*DIRECTIONS FOR THIS TASK:* Search the material for the word "Mandatory" and copy each line that holds it.

*MATERIAL FOR THE TASK:*
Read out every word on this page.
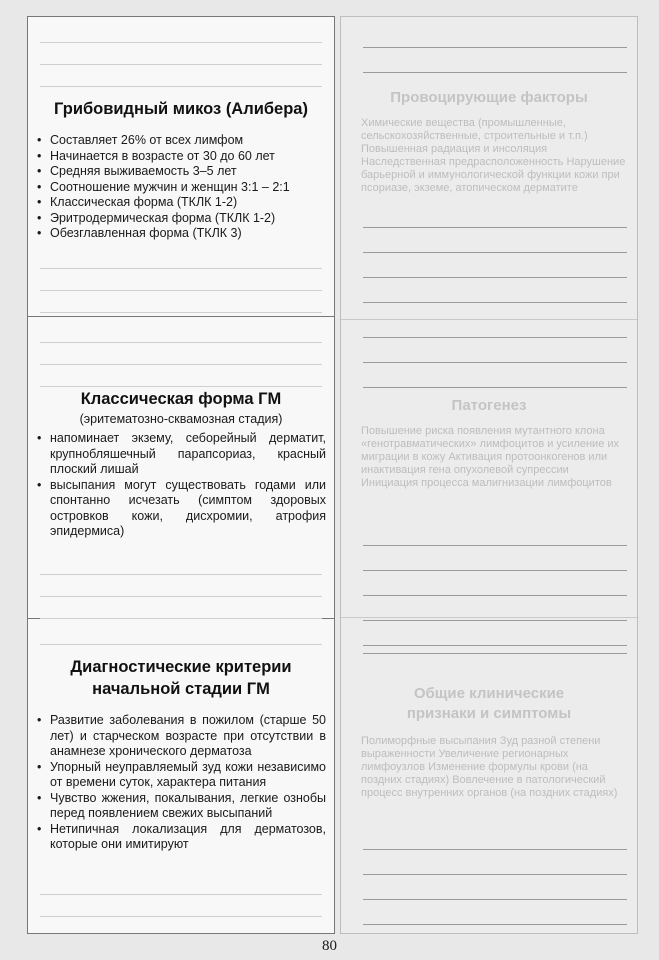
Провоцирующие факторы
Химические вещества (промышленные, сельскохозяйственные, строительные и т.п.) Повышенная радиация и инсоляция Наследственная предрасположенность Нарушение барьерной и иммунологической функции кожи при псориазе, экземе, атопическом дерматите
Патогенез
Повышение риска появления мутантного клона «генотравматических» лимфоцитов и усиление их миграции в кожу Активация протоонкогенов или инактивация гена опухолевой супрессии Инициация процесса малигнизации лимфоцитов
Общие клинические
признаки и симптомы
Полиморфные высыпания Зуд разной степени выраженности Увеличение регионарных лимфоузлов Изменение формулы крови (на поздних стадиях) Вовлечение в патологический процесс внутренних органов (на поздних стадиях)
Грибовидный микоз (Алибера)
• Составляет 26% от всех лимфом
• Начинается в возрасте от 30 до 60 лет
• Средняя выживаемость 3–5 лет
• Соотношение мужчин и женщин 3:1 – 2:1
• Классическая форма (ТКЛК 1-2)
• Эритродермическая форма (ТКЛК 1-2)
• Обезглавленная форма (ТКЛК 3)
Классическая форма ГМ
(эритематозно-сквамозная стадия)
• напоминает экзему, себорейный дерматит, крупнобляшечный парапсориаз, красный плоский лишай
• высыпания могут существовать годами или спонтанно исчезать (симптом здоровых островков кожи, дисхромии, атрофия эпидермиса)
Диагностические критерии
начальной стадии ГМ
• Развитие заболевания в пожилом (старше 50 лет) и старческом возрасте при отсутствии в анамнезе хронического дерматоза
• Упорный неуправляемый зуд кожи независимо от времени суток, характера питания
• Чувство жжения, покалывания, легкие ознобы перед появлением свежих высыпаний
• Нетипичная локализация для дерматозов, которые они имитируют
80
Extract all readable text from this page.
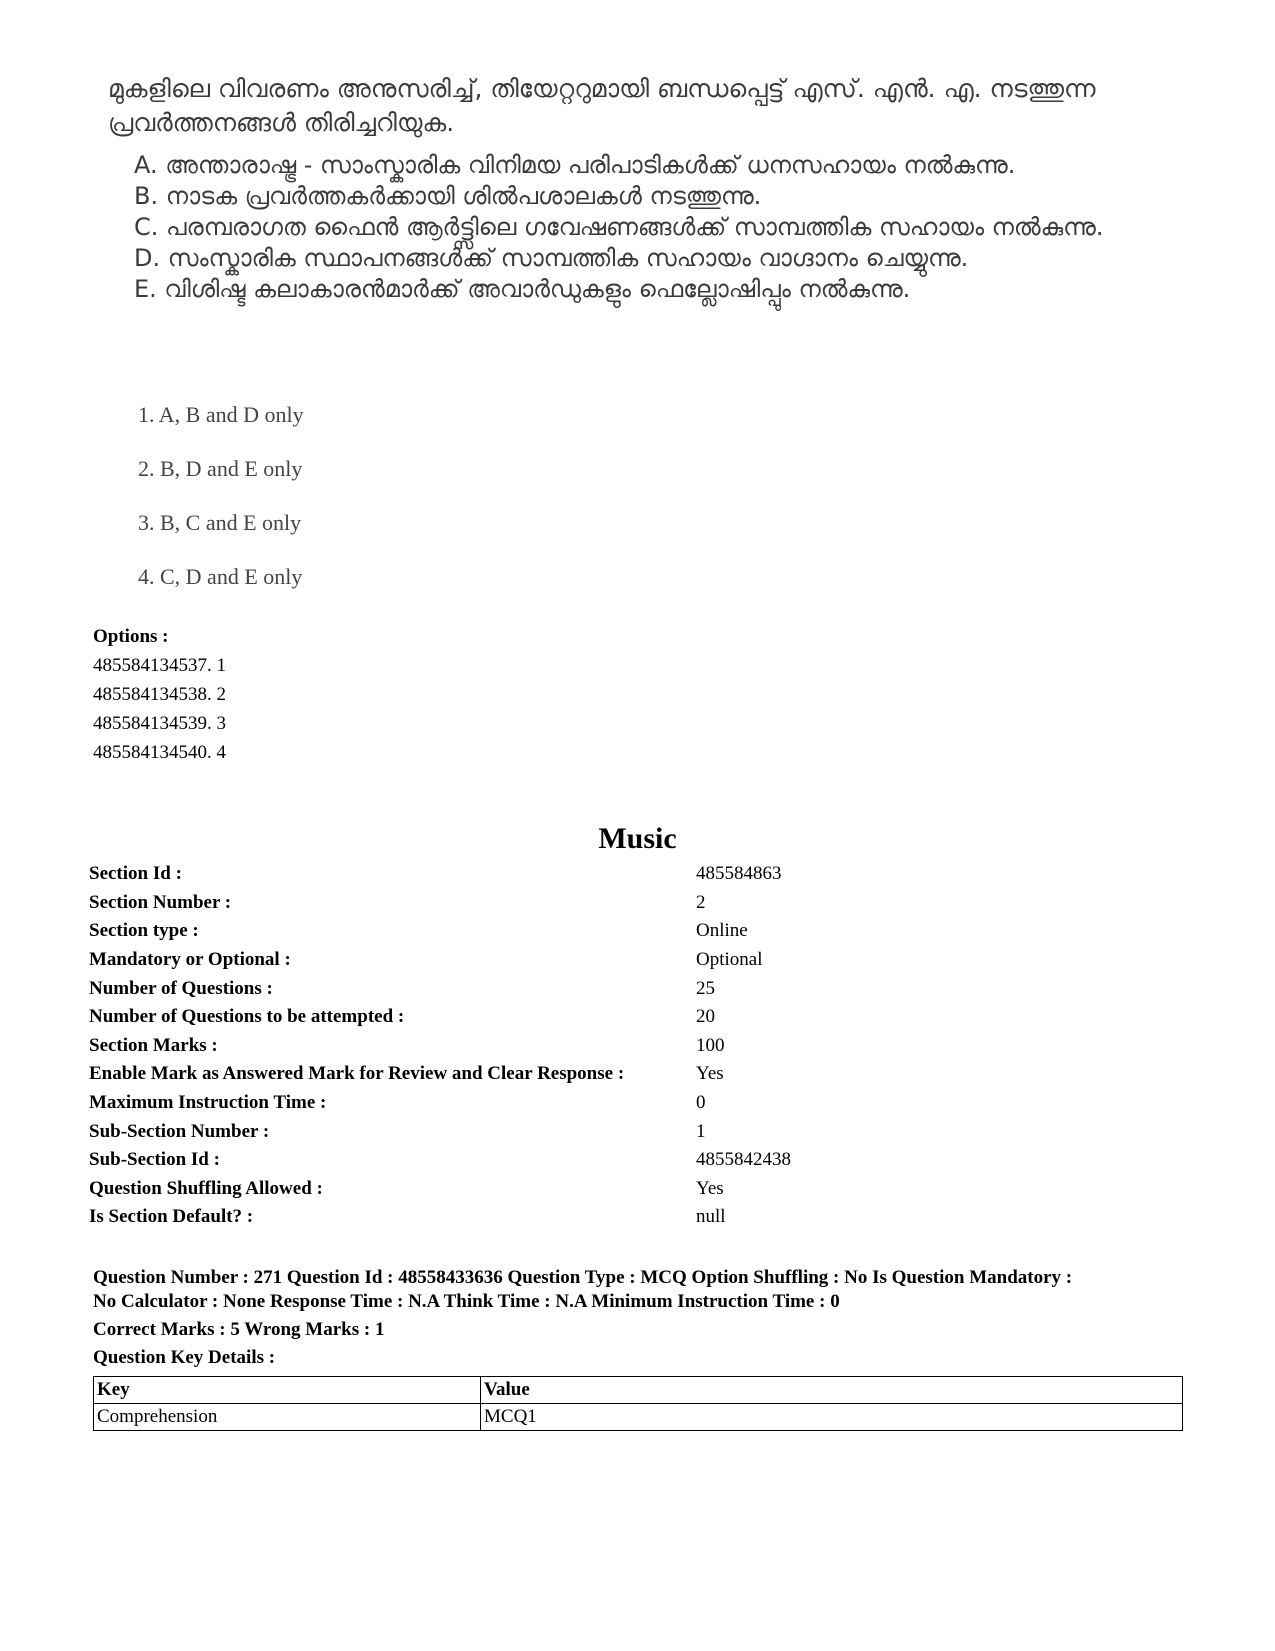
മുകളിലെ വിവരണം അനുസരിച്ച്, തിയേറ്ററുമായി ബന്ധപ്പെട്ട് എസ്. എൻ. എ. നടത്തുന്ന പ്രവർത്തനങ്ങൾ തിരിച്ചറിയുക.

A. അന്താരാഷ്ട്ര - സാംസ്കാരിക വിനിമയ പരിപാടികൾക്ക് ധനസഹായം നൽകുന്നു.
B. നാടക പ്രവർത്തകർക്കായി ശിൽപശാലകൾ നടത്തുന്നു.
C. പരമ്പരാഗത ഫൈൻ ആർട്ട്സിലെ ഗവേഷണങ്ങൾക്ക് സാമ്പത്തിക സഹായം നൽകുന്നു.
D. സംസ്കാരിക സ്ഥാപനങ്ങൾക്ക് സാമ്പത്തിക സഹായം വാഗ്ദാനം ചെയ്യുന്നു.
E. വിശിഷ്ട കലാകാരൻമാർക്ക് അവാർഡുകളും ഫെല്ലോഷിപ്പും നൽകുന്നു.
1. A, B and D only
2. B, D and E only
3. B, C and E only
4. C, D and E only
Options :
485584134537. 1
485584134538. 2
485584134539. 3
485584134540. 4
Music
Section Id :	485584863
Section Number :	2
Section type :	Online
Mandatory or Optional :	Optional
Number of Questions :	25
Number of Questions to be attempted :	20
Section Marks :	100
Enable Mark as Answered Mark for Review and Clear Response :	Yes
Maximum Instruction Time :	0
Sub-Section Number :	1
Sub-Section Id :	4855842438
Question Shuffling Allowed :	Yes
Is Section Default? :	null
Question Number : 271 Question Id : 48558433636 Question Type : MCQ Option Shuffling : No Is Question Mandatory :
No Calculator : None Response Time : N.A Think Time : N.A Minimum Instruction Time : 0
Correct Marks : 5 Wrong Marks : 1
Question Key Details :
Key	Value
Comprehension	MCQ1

*ANSWER FOR THE TASK:*
Mandatory or Optional :	Optional
Question Number : 271 Question Id : 48558433636 Question Type : MCQ Option Shuffling : No Is Question Mandatory :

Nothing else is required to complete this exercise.